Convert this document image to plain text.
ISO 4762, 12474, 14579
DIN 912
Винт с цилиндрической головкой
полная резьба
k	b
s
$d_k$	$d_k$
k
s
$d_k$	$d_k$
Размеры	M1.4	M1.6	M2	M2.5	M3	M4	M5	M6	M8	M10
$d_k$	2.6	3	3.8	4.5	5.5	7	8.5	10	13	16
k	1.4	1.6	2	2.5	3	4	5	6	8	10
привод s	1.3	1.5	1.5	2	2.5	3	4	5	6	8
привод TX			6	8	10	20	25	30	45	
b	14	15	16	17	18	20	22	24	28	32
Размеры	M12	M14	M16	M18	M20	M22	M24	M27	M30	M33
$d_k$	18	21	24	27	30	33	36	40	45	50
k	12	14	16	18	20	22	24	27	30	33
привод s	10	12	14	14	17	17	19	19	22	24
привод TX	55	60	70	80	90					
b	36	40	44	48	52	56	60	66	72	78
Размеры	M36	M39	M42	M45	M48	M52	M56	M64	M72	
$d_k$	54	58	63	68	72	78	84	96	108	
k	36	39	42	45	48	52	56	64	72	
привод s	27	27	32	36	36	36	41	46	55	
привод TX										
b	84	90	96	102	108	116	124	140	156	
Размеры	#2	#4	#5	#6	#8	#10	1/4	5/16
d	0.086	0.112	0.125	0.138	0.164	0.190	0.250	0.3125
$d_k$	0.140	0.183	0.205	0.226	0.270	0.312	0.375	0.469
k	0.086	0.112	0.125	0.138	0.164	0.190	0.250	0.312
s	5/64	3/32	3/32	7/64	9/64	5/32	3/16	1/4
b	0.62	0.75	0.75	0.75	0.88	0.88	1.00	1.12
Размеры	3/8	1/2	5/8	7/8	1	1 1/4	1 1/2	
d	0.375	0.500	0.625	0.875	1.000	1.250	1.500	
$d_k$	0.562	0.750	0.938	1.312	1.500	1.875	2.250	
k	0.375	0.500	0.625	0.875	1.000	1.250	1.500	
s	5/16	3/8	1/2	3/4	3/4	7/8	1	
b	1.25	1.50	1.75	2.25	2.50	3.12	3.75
○ ○ ○ ○
DIRECTION: Exactly as written above, please repeat the entries.

COMPLETE RESPONSE:
Convert this document image to plain text.
ISO 4762, 12474, 14579
DIN 912
Винт с цилиндрической головкой
полная резьба
k	b
s
$d_k$	$d_k$
k
s
$d_k$	$d_k$
Размеры	M1.4	M1.6	M2	M2.5	M3	M4	M5	M6	M8	M10
$d_k$	2.6	3	3.8	4.5	5.5	7	8.5	10	13	16
k	1.4	1.6	2	2.5	3	4	5	6	8	10
привод s	1.3	1.5	1.5	2	2.5	3	4	5	6	8
привод TX			6	8	10	20	25	30	45	
b	14	15	16	17	18	20	22	24	28	32
Размеры	M12	M14	M16	M18	M20	M22	M24	M27	M30	M33
$d_k$	18	21	24	27	30	33	36	40	45	50
k	12	14	16	18	20	22	24	27	30	33
привод s	10	12	14	14	17	17	19	19	22	24
привод TX	55	60	70	80	90					
b	36	40	44	48	52	56	60	66	72	78
Размеры	M36	M39	M42	M45	M48	M52	M56	M64	M72	
$d_k$	54	58	63	68	72	78	84	96	108	
k	36	39	42	45	48	52	56	64	72	
привод s	27	27	32	36	36	36	41	46	55	
привод TX										
b	84	90	96	102	108	116	124	140	156	
Размеры	#2	#4	#5	#6	#8	#10	1/4	5/16
d	0.086	0.112	0.125	0.138	0.164	0.190	0.250	0.3125
$d_k$	0.140	0.183	0.205	0.226	0.270	0.312	0.375	0.469
k	0.086	0.112	0.125	0.138	0.164	0.190	0.250	0.312
s	5/64	3/32	3/32	7/64	9/64	5/32	3/16	1/4
b	0.62	0.75	0.75	0.75	0.88	0.88	1.00	1.12
Размеры	3/8	1/2	5/8	7/8	1	1 1/4	1 1/2	
d	0.375	0.500	0.625	0.875	1.000	1.250	1.500	
$d_k$	0.562	0.750	0.938	1.312	1.500	1.875	2.250	
k	0.375	0.500	0.625	0.875	1.000	1.250	1.500	
s	5/16	3/8	1/2	3/4	3/4	7/8	1	
b	1.25	1.50	1.75	2.25	2.50	3.12	3.75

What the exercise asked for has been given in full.